**Supplied passage:**
────────────────────

June’s most-read: Filet-O-Fish, pompano, China

Curious what your fellow SeafoodSource readers are viewing? Here’s a rundown of the website’s five most-read stories and commentaries of June 2011:

5) This didn’t necessarily come as news to the seafood world: A 14 June report out of Southeast Asia found that aquaculture is more efficient and less environmentally damaging than competing forms of animal protein production. But the report, “Blue Frontiers: Managing the environmental costs of aquaculture,” may open eyes in other communities, such as environmental community. However, the report wasn’t without its criticisms of fish faming. It found that aquaculture’s environmental impact varies “dramatically” by country, region, production system and species.

4) Vietnam’s pangasius industry is at a crossroads. After years of seemingly unstoppable growth, the value of the country’s pangasius exports has reached a plateau. Now farmers and processors are being encouraged to improve efficiency without compromising quality. Can it be done? Check out SeafoodSource Contributing Editor Mike Urch’s 20 June commentary “Pangasius producers cut costs, not corners.”

3) The time is coming. China isn’t all that far off from being a net importer of seafood. For years, the country has been a seafood-production powerhouse. But that is changing, as the country become a much larger importer of medium- to high-quality farmed seafood products due to its burgeoning middle class. SeafoodSource Contributing Editor Mark Godfrey’s in-depth look at China’s fast-evolving seafood market was June’s third most-read story or commentary.

────────────────────

**Items from a data source:**
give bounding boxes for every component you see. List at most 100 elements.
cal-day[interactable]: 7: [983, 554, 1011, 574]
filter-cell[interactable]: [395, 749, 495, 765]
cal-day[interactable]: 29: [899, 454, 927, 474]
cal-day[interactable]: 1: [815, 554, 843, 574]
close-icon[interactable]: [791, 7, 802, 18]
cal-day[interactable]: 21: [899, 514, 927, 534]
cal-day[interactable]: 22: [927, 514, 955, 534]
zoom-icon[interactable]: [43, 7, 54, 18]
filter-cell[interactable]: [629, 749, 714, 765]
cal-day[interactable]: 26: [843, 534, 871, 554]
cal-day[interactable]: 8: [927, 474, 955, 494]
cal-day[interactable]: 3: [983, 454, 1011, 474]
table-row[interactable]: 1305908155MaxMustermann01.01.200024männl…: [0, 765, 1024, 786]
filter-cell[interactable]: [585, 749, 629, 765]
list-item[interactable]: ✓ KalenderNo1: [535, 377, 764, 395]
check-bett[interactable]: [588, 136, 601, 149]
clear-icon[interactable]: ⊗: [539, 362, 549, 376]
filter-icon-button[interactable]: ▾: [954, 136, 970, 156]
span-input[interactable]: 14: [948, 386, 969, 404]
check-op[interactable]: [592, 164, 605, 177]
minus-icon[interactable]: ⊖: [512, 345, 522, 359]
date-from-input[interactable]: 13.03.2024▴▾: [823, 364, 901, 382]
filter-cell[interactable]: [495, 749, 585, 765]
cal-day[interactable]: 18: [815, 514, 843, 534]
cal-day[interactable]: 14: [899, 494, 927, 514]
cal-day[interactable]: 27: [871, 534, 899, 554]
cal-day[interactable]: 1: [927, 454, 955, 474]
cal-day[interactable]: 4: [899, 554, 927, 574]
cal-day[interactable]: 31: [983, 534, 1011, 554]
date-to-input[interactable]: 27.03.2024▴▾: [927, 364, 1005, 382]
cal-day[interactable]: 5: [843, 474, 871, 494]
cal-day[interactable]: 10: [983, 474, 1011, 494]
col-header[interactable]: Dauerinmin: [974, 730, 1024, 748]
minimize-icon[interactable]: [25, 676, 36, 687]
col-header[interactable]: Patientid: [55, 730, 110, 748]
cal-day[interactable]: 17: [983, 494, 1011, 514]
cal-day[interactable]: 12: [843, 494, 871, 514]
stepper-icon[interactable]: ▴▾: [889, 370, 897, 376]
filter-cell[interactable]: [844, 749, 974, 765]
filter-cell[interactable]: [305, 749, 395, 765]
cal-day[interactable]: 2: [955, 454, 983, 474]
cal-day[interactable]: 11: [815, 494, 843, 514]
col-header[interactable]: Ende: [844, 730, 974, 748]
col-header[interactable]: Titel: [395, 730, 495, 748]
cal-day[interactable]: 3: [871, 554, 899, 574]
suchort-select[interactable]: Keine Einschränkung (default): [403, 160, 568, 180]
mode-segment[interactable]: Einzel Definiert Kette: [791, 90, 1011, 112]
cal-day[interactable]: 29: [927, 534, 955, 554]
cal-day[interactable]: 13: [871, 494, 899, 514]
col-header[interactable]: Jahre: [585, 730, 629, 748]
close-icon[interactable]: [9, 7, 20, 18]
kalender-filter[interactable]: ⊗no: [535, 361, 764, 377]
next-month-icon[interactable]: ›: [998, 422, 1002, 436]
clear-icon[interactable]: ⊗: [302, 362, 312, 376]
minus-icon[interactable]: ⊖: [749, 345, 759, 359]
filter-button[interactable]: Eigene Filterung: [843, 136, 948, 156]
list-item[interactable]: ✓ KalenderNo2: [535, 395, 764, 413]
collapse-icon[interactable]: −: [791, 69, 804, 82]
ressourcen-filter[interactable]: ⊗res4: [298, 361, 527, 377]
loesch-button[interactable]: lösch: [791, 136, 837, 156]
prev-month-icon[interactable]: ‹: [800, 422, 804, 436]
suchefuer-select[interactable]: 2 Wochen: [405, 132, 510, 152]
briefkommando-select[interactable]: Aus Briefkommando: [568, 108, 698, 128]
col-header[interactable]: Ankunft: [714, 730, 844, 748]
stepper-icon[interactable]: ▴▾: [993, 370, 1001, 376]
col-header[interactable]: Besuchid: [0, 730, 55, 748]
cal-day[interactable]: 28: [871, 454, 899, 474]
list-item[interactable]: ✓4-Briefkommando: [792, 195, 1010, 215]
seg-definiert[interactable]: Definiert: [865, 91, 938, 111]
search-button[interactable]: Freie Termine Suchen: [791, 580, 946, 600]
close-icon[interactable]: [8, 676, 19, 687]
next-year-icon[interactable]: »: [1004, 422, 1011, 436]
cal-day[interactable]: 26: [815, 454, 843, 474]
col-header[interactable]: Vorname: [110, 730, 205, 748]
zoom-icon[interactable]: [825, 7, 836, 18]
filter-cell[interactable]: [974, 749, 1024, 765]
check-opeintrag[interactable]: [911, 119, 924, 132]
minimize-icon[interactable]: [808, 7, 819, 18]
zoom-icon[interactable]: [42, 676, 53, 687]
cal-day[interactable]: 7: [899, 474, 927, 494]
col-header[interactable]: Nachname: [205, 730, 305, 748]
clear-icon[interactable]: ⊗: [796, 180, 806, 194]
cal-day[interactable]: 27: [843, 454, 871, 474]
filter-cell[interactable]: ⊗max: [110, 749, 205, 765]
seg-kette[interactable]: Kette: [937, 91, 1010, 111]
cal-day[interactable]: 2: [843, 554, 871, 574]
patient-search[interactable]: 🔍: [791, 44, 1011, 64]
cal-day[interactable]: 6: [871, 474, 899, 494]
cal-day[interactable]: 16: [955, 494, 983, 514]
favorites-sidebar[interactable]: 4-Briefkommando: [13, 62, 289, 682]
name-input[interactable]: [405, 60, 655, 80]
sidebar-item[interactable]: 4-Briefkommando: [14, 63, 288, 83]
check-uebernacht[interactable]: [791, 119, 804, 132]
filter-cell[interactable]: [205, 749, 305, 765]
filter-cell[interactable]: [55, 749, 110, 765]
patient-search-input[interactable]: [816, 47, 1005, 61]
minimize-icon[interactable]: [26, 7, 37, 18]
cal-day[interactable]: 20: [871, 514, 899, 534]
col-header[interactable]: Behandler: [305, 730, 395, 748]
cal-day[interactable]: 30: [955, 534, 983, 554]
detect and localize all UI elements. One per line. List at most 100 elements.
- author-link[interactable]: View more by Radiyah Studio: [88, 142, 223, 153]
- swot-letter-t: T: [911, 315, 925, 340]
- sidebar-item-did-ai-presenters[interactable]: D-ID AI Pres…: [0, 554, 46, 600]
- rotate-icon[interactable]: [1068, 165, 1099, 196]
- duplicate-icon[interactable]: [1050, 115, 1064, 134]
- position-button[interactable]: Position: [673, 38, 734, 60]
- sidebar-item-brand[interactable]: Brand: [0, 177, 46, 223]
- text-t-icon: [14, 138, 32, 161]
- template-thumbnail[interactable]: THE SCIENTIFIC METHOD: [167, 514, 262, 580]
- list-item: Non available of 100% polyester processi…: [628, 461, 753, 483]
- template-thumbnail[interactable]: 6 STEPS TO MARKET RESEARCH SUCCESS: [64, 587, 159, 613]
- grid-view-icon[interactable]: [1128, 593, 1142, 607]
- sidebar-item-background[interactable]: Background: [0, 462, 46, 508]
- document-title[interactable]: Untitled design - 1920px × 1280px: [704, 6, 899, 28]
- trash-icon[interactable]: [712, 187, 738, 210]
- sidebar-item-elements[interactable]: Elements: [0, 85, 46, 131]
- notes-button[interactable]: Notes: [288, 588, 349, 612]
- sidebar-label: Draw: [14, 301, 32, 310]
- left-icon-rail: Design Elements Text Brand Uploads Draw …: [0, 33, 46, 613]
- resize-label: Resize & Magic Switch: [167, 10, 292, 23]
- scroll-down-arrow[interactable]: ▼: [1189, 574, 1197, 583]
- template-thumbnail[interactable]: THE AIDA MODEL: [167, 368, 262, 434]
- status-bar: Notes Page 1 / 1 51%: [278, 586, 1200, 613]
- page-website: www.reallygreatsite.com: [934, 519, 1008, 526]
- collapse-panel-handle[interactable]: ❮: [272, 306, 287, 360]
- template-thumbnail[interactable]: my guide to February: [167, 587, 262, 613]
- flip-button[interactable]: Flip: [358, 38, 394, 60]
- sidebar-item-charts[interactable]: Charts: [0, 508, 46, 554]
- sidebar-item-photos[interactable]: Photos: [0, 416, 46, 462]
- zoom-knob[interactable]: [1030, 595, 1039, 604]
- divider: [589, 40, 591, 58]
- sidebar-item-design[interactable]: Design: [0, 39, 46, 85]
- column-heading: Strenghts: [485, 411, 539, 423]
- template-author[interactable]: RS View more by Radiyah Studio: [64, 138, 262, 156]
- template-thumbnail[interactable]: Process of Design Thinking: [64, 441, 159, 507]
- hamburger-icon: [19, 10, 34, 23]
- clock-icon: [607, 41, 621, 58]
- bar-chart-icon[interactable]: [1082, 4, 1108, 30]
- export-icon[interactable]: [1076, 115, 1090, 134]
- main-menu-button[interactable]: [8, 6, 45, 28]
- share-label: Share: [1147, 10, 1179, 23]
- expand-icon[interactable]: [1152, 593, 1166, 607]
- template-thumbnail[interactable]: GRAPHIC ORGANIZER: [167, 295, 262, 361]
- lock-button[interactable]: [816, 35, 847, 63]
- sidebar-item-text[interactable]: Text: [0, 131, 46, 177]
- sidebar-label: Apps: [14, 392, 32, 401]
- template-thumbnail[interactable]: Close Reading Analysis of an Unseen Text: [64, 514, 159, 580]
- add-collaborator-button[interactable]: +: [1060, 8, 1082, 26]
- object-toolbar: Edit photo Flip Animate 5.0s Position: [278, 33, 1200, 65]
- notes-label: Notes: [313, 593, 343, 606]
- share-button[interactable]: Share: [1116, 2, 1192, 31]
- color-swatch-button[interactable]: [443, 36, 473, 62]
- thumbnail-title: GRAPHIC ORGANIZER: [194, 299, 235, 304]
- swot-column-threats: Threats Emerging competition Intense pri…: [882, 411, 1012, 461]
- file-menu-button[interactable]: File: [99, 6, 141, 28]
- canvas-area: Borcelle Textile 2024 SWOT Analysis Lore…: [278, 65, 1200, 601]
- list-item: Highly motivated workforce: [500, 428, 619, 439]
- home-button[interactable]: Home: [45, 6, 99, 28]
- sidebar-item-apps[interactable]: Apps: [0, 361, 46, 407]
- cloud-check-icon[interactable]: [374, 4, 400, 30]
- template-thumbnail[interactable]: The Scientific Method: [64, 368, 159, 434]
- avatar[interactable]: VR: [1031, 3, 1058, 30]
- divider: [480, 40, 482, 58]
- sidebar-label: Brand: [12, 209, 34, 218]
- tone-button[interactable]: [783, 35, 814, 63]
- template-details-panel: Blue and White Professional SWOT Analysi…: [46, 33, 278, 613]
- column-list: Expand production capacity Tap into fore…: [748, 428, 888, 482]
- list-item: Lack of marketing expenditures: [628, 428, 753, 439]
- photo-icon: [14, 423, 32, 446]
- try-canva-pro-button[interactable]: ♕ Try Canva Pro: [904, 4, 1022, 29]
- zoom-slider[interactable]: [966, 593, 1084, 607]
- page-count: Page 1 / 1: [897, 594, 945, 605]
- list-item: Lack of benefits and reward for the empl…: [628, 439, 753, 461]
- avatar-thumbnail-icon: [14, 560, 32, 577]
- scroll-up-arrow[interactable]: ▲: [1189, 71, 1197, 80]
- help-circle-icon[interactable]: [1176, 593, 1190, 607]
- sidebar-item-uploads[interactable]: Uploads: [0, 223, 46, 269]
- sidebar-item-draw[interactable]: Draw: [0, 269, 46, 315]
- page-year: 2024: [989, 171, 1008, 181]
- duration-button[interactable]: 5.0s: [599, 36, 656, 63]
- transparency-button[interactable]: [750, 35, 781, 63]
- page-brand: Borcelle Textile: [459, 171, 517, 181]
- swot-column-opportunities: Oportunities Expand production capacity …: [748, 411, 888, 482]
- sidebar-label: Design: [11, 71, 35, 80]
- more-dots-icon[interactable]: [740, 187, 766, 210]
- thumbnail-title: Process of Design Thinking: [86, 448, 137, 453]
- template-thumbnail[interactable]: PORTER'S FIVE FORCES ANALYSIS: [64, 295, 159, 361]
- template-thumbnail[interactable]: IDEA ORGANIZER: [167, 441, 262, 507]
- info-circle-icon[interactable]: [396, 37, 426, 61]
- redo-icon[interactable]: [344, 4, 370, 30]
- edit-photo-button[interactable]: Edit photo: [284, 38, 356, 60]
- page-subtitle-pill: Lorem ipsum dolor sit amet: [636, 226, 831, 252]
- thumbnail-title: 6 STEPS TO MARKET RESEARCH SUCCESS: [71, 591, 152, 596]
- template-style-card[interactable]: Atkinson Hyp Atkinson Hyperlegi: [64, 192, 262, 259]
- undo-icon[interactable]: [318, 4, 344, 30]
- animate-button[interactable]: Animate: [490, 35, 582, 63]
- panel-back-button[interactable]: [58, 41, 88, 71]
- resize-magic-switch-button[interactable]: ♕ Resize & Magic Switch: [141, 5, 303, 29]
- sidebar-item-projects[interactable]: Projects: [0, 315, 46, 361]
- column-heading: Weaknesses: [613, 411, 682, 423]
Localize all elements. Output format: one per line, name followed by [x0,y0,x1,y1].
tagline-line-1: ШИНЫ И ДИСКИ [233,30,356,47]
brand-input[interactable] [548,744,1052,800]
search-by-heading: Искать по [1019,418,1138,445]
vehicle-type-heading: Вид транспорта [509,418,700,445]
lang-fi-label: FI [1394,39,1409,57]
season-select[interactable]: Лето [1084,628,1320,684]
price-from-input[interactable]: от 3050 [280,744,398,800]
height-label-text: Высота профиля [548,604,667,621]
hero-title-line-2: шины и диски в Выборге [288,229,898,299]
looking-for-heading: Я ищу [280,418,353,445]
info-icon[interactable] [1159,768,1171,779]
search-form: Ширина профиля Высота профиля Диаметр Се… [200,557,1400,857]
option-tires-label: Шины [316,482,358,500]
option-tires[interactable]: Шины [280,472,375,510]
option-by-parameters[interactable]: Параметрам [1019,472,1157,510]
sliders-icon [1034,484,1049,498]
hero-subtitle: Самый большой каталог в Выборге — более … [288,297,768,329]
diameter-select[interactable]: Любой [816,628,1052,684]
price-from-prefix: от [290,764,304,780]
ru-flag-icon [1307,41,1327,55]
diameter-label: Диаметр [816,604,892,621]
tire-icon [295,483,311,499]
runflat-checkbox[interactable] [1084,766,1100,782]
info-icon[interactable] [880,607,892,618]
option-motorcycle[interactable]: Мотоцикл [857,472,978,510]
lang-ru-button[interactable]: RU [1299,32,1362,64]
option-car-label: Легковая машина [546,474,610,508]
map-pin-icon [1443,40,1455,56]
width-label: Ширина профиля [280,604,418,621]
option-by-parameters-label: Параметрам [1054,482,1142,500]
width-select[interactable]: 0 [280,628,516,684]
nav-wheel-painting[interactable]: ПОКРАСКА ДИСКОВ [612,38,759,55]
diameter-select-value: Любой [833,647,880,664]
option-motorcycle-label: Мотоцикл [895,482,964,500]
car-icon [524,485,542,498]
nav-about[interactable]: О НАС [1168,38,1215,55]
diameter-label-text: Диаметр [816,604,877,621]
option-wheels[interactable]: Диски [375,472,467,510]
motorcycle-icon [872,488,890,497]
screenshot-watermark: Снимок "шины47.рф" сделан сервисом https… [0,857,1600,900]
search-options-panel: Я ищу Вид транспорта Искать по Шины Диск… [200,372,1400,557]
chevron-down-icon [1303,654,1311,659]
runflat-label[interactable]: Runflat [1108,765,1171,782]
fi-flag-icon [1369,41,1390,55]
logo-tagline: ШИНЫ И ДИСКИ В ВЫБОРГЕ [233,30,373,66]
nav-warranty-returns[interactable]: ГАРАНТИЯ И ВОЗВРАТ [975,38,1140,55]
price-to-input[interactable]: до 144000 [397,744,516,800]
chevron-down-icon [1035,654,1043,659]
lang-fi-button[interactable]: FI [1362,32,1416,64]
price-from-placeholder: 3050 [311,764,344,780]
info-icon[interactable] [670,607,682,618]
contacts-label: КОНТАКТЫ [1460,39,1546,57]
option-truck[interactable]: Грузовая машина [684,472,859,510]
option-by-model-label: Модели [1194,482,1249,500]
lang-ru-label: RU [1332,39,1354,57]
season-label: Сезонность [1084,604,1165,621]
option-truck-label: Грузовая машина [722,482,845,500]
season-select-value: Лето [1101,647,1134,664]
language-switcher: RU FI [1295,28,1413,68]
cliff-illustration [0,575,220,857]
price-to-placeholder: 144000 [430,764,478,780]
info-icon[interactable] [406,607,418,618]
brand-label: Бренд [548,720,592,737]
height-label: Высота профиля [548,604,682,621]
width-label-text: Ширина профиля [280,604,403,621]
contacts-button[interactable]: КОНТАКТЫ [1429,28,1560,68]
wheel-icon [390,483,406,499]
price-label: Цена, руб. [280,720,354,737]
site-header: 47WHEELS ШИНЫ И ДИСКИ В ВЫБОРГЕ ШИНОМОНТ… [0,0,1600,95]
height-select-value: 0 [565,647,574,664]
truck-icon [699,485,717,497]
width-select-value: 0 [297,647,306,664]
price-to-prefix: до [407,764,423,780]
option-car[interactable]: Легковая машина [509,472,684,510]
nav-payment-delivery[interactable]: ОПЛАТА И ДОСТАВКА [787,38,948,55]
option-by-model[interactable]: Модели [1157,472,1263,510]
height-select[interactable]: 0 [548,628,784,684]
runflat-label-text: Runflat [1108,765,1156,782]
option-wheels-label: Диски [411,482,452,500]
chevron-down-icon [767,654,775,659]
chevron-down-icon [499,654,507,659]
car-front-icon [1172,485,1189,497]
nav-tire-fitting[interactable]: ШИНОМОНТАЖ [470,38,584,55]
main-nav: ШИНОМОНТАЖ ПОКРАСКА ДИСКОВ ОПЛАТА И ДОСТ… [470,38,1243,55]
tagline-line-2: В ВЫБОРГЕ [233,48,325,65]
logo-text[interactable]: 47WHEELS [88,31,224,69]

────────────────────

**Tasks to carry out:**
- A) Return, word for word, the part of the SeafoodSource June 2011 roundup that begins at the words "June’s most-read: Filet-O-Fish, pompano, China" and stops after the words "system and species.".
- B) Resume the SeafoodSource June 2011 roundup after its last sentence.

**Solved problems:**
- A)
June’s most-read: Filet-O-Fish, pompano, China

Curious what your fellow SeafoodSource readers are viewing? Here’s a rundown of the website’s five most-read stories and commentaries of June 2011:

5) This didn’t necessarily come as news to the seafood world: A 14 June report out of Southeast Asia found that aquaculture is more efficient and less environmentally damaging than competing forms of animal protein production. But the report, “Blue Frontiers: Managing the environmental costs of aquaculture,” may open eyes in other communities, such as environmental community. However, the report wasn’t without its criticisms of fish faming. It found that aquaculture’s environmental impact varies “dramatically” by country, region, production system and species.

- B)
2) Stop me if you haven’t heard this question: What’s the next big thing? Take pangasius. Ten years ago, no consumer could identify pangasius. Now it’s one of the most popular species among North Americans and Europeans. Will pompano follow suit? Urch analyzed farmed pompano’s growth potential — interviewing Carlos Massad of Marine Farms Vietnam, which is beginning to raise the fast-growing species in central Vietnam — in the 6 June commentary “Is pompano the next big thing?

1) June’s most-popular story or commentary involved the world’s most-popular fried-fish sandwich. Beginning in October, McDonald’s iconic Filet-O-Fish sandwich will bear the Marine Stewardship Council eco-label at restaurants across Europe, ensuring that the whitefish used in the sandwich originated from a sustainable, well-managed fishery. The announcement came on 8 June, World Oceans Day, just nine days after the sandwich’s inventor, Lou Groen, passed away at the age of 93. The Filet-O-Fish has come a long, long way from its humble beginnings in Cincinnati in 1962, as Groen explained to me in detail in a 2007 interview.